Data records:
■ ■ ■ ■ ■ ■ ■

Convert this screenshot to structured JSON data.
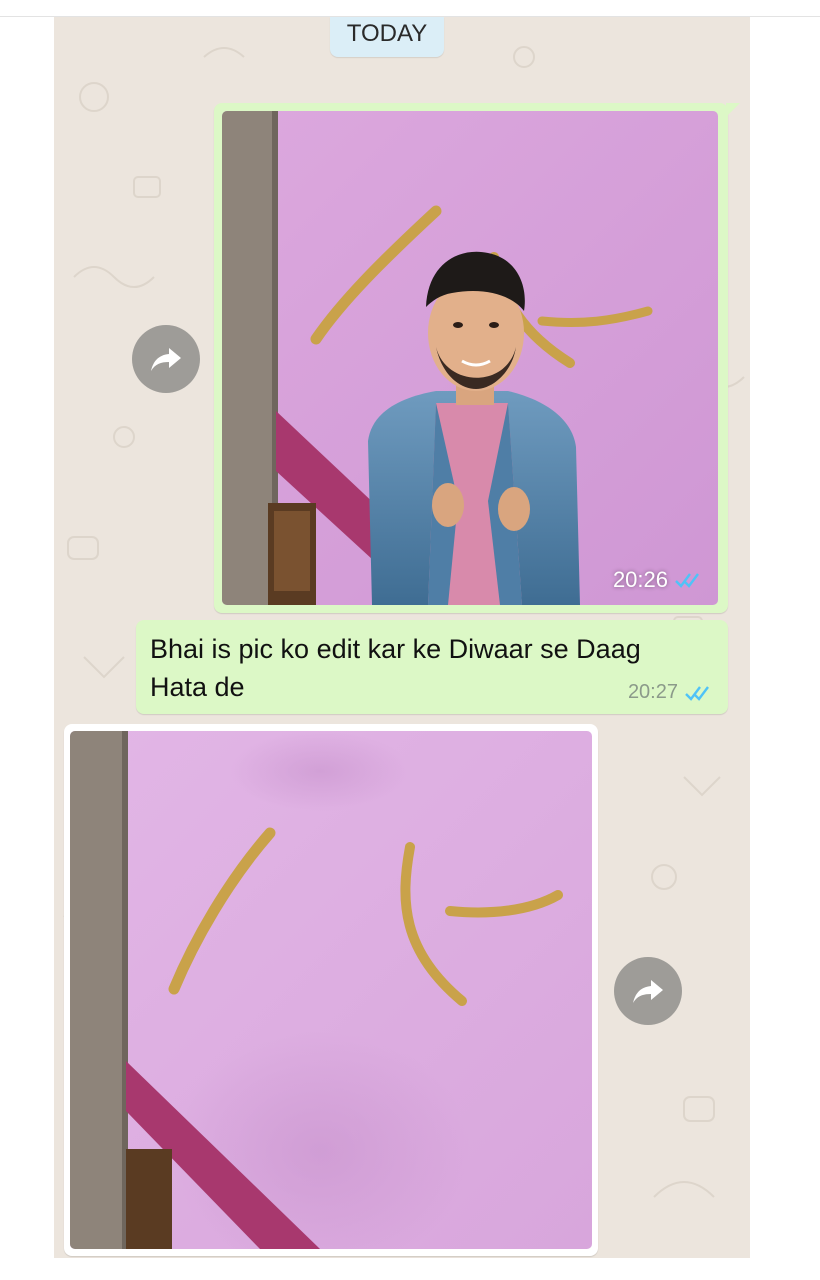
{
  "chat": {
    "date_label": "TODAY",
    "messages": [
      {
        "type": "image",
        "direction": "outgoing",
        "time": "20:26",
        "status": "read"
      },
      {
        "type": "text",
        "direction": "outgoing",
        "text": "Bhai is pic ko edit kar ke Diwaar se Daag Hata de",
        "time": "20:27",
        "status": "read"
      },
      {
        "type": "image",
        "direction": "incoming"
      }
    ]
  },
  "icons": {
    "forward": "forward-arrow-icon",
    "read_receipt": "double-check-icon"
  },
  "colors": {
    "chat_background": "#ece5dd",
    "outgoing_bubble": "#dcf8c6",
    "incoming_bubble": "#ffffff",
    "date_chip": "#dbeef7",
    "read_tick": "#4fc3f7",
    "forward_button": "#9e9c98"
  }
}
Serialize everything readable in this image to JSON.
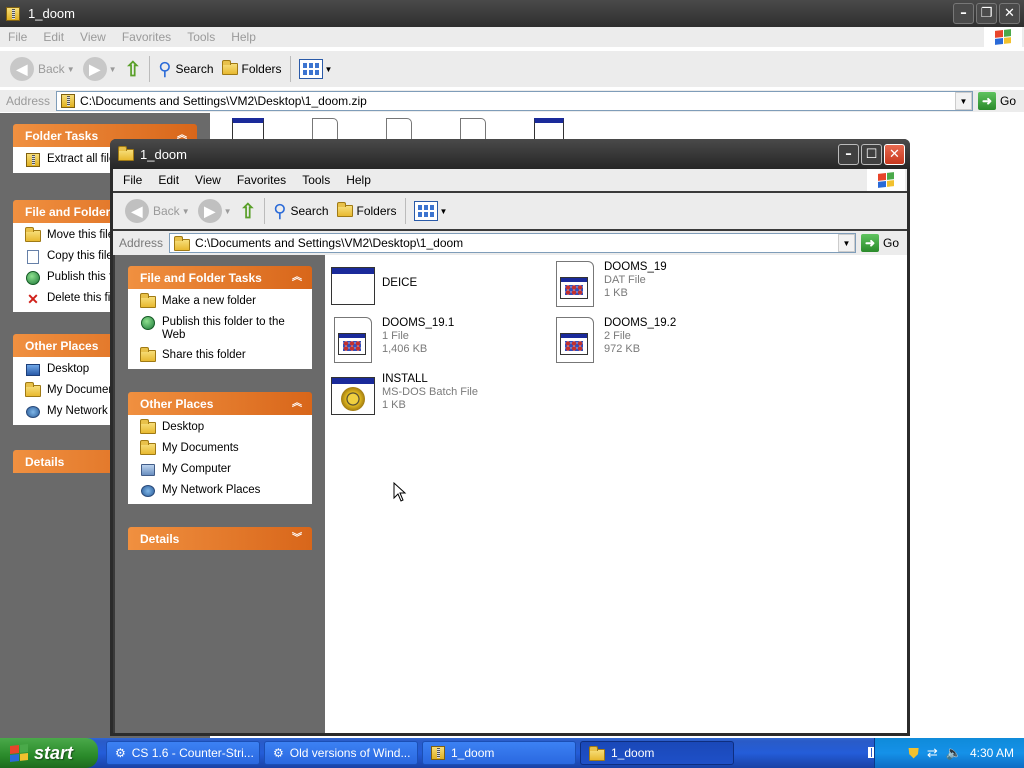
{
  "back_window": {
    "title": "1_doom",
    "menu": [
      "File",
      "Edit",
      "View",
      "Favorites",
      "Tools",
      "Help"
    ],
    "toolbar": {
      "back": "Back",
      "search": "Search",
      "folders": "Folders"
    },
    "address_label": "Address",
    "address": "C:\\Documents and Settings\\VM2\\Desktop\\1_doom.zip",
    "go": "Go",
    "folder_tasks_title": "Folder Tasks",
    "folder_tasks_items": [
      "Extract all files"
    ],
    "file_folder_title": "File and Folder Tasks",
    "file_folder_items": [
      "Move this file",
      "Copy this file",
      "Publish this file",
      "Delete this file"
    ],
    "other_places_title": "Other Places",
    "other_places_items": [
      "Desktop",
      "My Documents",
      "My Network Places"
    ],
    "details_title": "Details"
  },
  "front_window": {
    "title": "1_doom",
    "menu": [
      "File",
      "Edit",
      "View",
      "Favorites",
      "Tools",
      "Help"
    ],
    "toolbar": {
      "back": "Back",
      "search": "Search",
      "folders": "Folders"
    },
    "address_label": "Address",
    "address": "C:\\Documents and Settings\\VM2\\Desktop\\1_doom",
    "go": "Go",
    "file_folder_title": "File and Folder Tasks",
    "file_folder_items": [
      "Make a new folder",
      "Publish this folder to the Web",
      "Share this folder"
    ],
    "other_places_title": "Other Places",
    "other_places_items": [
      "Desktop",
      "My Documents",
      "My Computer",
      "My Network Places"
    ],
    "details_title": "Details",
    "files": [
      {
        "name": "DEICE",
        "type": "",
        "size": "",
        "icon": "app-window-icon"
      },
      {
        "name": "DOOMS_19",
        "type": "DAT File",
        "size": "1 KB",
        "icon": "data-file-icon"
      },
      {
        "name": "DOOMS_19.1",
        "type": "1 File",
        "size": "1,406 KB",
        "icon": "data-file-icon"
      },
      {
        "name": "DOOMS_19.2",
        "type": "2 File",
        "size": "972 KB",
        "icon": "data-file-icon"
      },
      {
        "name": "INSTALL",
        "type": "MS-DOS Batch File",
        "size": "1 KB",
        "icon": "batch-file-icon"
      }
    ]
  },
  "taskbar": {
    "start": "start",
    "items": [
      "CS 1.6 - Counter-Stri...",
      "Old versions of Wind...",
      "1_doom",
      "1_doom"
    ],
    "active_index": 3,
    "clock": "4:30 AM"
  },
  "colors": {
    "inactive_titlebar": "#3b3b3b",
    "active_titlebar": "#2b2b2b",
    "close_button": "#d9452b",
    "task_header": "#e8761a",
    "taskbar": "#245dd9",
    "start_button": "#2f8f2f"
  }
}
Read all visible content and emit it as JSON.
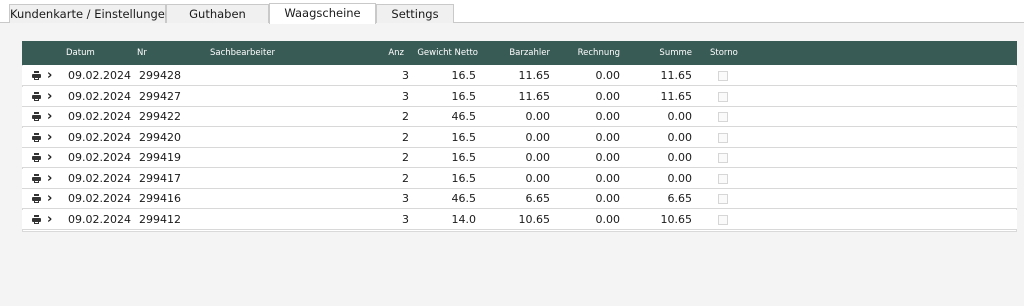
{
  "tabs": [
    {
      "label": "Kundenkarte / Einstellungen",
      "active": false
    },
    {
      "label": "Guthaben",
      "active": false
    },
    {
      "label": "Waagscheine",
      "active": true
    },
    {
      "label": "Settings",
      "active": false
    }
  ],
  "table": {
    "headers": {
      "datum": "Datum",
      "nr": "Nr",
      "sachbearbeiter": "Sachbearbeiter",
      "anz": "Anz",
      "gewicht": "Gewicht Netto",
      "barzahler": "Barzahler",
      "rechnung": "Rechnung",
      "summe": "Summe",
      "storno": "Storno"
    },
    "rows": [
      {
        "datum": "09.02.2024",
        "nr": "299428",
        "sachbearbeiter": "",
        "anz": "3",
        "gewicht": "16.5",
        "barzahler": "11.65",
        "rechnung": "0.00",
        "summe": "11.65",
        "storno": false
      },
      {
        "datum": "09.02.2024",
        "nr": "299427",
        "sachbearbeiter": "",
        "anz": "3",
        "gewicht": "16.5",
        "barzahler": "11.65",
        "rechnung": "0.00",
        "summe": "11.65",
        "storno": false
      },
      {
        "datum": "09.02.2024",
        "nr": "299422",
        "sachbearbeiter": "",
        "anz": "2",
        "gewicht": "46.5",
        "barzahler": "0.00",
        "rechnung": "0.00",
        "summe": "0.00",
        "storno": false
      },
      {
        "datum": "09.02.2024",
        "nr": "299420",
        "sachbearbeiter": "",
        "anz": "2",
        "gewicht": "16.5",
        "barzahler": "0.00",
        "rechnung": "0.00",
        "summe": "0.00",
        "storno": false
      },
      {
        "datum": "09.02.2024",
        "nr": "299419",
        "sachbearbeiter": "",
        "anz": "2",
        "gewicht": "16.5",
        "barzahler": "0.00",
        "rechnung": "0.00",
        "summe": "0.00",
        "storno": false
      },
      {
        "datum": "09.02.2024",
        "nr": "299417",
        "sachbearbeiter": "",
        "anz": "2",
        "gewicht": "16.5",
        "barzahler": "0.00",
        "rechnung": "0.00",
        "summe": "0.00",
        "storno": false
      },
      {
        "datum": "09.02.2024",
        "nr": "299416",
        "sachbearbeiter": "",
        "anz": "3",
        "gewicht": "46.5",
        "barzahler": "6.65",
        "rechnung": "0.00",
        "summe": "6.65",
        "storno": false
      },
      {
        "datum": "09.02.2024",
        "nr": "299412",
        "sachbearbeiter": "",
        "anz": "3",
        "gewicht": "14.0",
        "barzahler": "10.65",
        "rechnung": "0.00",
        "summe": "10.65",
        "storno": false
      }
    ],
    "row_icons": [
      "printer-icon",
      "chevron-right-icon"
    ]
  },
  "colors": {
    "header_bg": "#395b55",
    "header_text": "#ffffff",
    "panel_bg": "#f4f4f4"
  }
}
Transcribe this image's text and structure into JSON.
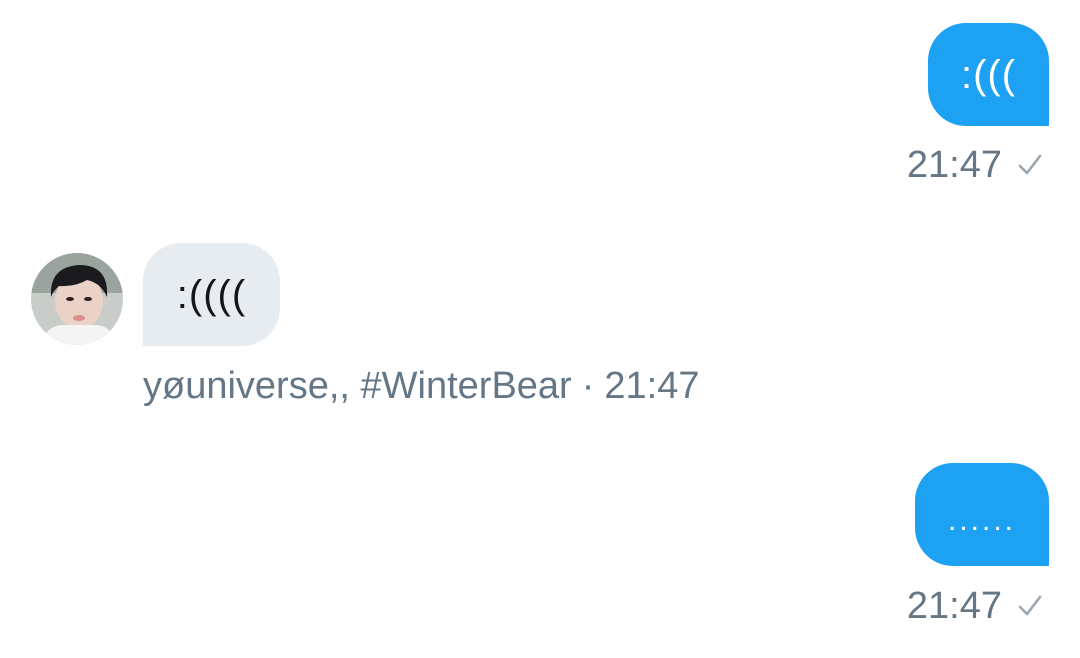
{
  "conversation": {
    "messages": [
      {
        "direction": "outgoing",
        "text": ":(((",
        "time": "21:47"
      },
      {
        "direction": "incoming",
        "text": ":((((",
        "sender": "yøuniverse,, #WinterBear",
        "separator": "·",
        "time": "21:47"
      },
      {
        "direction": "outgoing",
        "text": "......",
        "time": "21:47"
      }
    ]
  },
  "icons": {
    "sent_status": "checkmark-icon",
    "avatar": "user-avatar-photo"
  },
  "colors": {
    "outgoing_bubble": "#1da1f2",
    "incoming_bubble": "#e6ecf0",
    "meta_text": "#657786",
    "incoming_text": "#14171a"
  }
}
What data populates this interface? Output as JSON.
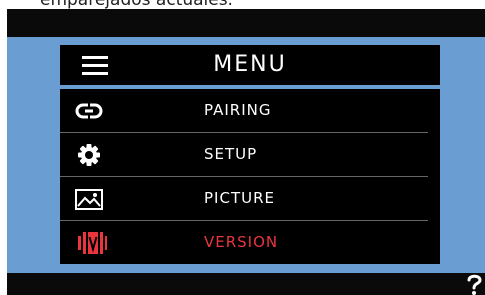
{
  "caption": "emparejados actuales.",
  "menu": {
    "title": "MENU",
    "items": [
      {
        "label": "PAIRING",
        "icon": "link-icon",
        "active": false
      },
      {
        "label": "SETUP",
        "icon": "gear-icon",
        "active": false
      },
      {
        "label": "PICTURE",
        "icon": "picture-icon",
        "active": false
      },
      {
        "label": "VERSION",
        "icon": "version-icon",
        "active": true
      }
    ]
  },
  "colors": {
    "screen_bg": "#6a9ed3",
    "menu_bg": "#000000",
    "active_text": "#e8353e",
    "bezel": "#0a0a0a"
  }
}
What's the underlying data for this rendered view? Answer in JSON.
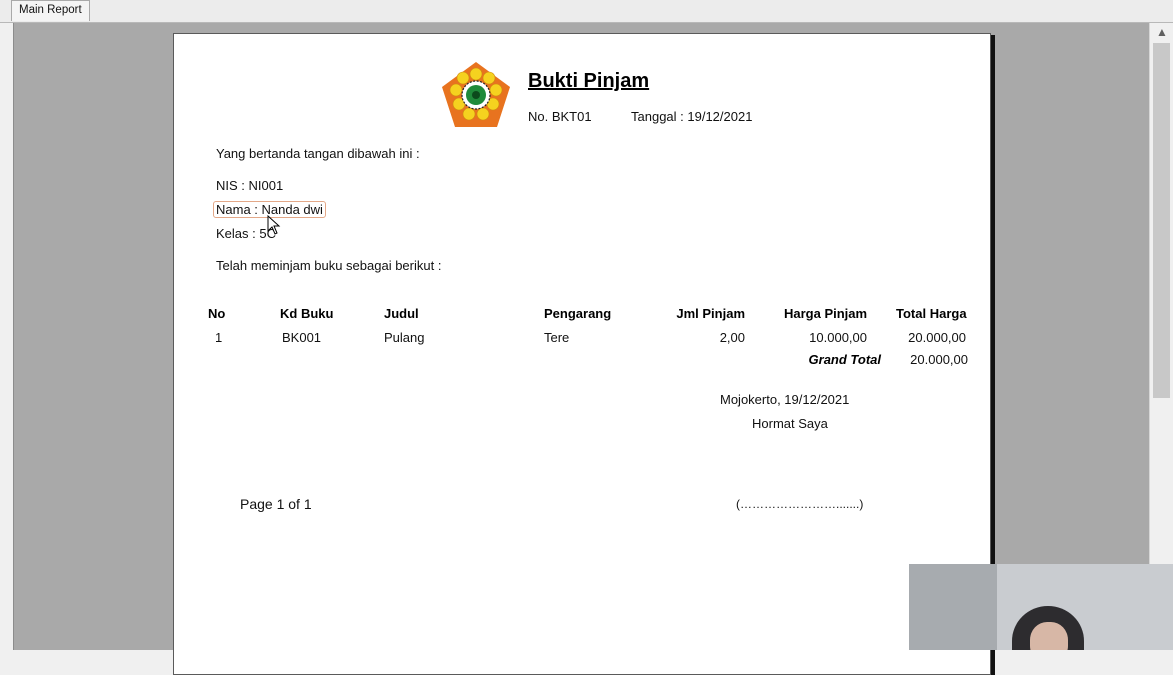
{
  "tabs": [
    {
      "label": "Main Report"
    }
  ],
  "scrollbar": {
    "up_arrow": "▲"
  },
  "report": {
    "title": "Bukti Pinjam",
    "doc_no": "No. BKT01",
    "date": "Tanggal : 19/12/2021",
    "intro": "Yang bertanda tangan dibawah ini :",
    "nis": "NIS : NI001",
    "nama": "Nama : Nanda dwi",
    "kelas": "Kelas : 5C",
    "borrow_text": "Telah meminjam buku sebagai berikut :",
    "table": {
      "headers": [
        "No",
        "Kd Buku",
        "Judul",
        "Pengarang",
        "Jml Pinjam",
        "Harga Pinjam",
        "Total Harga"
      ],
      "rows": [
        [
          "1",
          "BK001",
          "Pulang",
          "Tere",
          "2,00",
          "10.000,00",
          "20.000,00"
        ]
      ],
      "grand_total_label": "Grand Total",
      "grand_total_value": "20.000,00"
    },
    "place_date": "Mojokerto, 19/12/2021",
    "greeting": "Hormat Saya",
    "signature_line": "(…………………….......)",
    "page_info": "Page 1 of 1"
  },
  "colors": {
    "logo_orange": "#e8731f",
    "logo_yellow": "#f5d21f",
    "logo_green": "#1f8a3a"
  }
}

■ ■ ■ ■ ■ ■ ■

Task goal: Your task is to copy word for word the lines from the line containing "What's the underlying" to the end of the listing, both included, and to drop any pictures.

Result of this exercise:
What's the underlying data for this rendered view? Answer in JSON.
{
  "tabs": [
    {
      "label": "Main Report"
    }
  ],
  "scrollbar": {
    "up_arrow": "▲"
  },
  "report": {
    "title": "Bukti Pinjam",
    "doc_no": "No. BKT01",
    "date": "Tanggal : 19/12/2021",
    "intro": "Yang bertanda tangan dibawah ini :",
    "nis": "NIS : NI001",
    "nama": "Nama : Nanda dwi",
    "kelas": "Kelas : 5C",
    "borrow_text": "Telah meminjam buku sebagai berikut :",
    "table": {
      "headers": [
        "No",
        "Kd Buku",
        "Judul",
        "Pengarang",
        "Jml Pinjam",
        "Harga Pinjam",
        "Total Harga"
      ],
      "rows": [
        [
          "1",
          "BK001",
          "Pulang",
          "Tere",
          "2,00",
          "10.000,00",
          "20.000,00"
        ]
      ],
      "grand_total_label": "Grand Total",
      "grand_total_value": "20.000,00"
    },
    "place_date": "Mojokerto, 19/12/2021",
    "greeting": "Hormat Saya",
    "signature_line": "(…………………….......)",
    "page_info": "Page 1 of 1"
  },
  "colors": {
    "logo_orange": "#e8731f",
    "logo_yellow": "#f5d21f",
    "logo_green": "#1f8a3a"
  }
}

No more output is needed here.